Written task ▸ Reproduce each record below exactly as written.

Entries provided ▸
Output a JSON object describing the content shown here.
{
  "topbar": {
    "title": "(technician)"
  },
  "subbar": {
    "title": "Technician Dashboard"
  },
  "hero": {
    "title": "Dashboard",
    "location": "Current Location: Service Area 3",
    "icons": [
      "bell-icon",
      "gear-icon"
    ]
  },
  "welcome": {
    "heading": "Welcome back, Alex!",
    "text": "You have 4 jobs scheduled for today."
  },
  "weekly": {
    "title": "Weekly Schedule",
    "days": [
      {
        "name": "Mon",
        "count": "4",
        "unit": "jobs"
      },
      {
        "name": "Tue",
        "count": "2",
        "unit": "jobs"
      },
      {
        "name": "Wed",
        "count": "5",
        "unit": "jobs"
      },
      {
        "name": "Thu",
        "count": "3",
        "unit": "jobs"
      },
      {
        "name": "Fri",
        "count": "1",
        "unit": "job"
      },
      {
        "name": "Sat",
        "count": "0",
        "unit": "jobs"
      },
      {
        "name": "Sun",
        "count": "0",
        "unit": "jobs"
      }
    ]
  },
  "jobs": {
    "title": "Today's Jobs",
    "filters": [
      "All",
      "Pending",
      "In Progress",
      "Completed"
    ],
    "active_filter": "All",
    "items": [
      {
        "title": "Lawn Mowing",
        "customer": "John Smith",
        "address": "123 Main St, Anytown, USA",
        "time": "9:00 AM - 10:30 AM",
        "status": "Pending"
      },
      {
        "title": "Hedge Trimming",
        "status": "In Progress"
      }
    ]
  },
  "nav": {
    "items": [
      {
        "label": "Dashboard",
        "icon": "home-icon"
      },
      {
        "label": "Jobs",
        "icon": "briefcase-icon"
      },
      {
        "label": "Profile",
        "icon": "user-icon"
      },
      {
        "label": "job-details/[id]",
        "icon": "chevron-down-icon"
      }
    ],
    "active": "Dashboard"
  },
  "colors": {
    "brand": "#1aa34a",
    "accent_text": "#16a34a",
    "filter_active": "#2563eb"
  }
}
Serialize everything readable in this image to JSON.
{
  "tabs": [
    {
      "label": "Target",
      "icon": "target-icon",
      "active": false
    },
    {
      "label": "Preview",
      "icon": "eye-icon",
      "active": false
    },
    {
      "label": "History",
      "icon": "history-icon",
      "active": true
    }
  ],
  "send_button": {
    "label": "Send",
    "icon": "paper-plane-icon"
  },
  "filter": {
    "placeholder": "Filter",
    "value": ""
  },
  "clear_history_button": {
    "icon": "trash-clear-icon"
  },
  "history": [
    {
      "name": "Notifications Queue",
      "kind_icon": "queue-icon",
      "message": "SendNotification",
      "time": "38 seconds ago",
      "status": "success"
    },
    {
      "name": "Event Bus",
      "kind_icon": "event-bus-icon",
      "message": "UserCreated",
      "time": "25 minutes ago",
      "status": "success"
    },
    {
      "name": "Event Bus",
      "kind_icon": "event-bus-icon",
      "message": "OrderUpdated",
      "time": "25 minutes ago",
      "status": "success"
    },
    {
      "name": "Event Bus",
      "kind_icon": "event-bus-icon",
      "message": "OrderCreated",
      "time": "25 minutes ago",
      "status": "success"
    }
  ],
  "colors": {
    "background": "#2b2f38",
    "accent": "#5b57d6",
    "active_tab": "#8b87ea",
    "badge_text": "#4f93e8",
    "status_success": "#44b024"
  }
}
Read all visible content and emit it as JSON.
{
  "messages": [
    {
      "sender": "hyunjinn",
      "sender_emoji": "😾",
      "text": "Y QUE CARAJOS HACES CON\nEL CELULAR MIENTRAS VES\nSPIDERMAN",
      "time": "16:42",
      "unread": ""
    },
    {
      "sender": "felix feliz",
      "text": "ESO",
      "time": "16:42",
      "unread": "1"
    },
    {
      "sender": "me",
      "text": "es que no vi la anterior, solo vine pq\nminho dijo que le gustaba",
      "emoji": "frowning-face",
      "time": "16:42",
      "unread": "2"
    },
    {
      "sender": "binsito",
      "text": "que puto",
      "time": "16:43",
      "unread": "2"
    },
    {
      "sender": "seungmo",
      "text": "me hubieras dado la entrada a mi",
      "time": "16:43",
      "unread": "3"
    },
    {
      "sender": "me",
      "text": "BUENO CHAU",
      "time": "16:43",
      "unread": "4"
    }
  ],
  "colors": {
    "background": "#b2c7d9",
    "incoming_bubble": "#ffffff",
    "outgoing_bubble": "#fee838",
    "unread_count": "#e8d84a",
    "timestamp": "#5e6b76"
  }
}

The completed task ▸
Output a JSON object describing the content shown here.
{
  "topbar": {
    "title": "(technician)"
  },
  "subbar": {
    "title": "Technician Dashboard"
  },
  "hero": {
    "title": "Dashboard",
    "location": "Current Location: Service Area 3",
    "icons": [
      "bell-icon",
      "gear-icon"
    ]
  },
  "welcome": {
    "heading": "Welcome back, Alex!",
    "text": "You have 4 jobs scheduled for today."
  },
  "weekly": {
    "title": "Weekly Schedule",
    "days": [
      {
        "name": "Mon",
        "count": "4",
        "unit": "jobs"
      },
      {
        "name": "Tue",
        "count": "2",
        "unit": "jobs"
      },
      {
        "name": "Wed",
        "count": "5",
        "unit": "jobs"
      },
      {
        "name": "Thu",
        "count": "3",
        "unit": "jobs"
      },
      {
        "name": "Fri",
        "count": "1",
        "unit": "job"
      },
      {
        "name": "Sat",
        "count": "0",
        "unit": "jobs"
      },
      {
        "name": "Sun",
        "count": "0",
        "unit": "jobs"
      }
    ]
  },
  "jobs": {
    "title": "Today's Jobs",
    "filters": [
      "All",
      "Pending",
      "In Progress",
      "Completed"
    ],
    "active_filter": "All",
    "items": [
      {
        "title": "Lawn Mowing",
        "customer": "John Smith",
        "address": "123 Main St, Anytown, USA",
        "time": "9:00 AM - 10:30 AM",
        "status": "Pending"
      },
      {
        "title": "Hedge Trimming",
        "status": "In Progress"
      }
    ]
  },
  "nav": {
    "items": [
      {
        "label": "Dashboard",
        "icon": "home-icon"
      },
      {
        "label": "Jobs",
        "icon": "briefcase-icon"
      },
      {
        "label": "Profile",
        "icon": "user-icon"
      },
      {
        "label": "job-details/[id]",
        "icon": "chevron-down-icon"
      }
    ],
    "active": "Dashboard"
  },
  "colors": {
    "brand": "#1aa34a",
    "accent_text": "#16a34a",
    "filter_active": "#2563eb"
  }
}
Serialize everything readable in this image to JSON.
{
  "tabs": [
    {
      "label": "Target",
      "icon": "target-icon",
      "active": false
    },
    {
      "label": "Preview",
      "icon": "eye-icon",
      "active": false
    },
    {
      "label": "History",
      "icon": "history-icon",
      "active": true
    }
  ],
  "send_button": {
    "label": "Send",
    "icon": "paper-plane-icon"
  },
  "filter": {
    "placeholder": "Filter",
    "value": ""
  },
  "clear_history_button": {
    "icon": "trash-clear-icon"
  },
  "history": [
    {
      "name": "Notifications Queue",
      "kind_icon": "queue-icon",
      "message": "SendNotification",
      "time": "38 seconds ago",
      "status": "success"
    },
    {
      "name": "Event Bus",
      "kind_icon": "event-bus-icon",
      "message": "UserCreated",
      "time": "25 minutes ago",
      "status": "success"
    },
    {
      "name": "Event Bus",
      "kind_icon": "event-bus-icon",
      "message": "OrderUpdated",
      "time": "25 minutes ago",
      "status": "success"
    },
    {
      "name": "Event Bus",
      "kind_icon": "event-bus-icon",
      "message": "OrderCreated",
      "time": "25 minutes ago",
      "status": "success"
    }
  ],
  "colors": {
    "background": "#2b2f38",
    "accent": "#5b57d6",
    "active_tab": "#8b87ea",
    "badge_text": "#4f93e8",
    "status_success": "#44b024"
  }
}
Read all visible content and emit it as JSON.
{
  "messages": [
    {
      "sender": "hyunjinn",
      "sender_emoji": "😾",
      "text": "Y QUE CARAJOS HACES CON\nEL CELULAR MIENTRAS VES\nSPIDERMAN",
      "time": "16:42",
      "unread": ""
    },
    {
      "sender": "felix feliz",
      "text": "ESO",
      "time": "16:42",
      "unread": "1"
    },
    {
      "sender": "me",
      "text": "es que no vi la anterior, solo vine pq\nminho dijo que le gustaba",
      "emoji": "frowning-face",
      "time": "16:42",
      "unread": "2"
    },
    {
      "sender": "binsito",
      "text": "que puto",
      "time": "16:43",
      "unread": "2"
    },
    {
      "sender": "seungmo",
      "text": "me hubieras dado la entrada a mi",
      "time": "16:43",
      "unread": "3"
    },
    {
      "sender": "me",
      "text": "BUENO CHAU",
      "time": "16:43",
      "unread": "4"
    }
  ],
  "colors": {
    "background": "#b2c7d9",
    "incoming_bubble": "#ffffff",
    "outgoing_bubble": "#fee838",
    "unread_count": "#e8d84a",
    "timestamp": "#5e6b76"
  }
}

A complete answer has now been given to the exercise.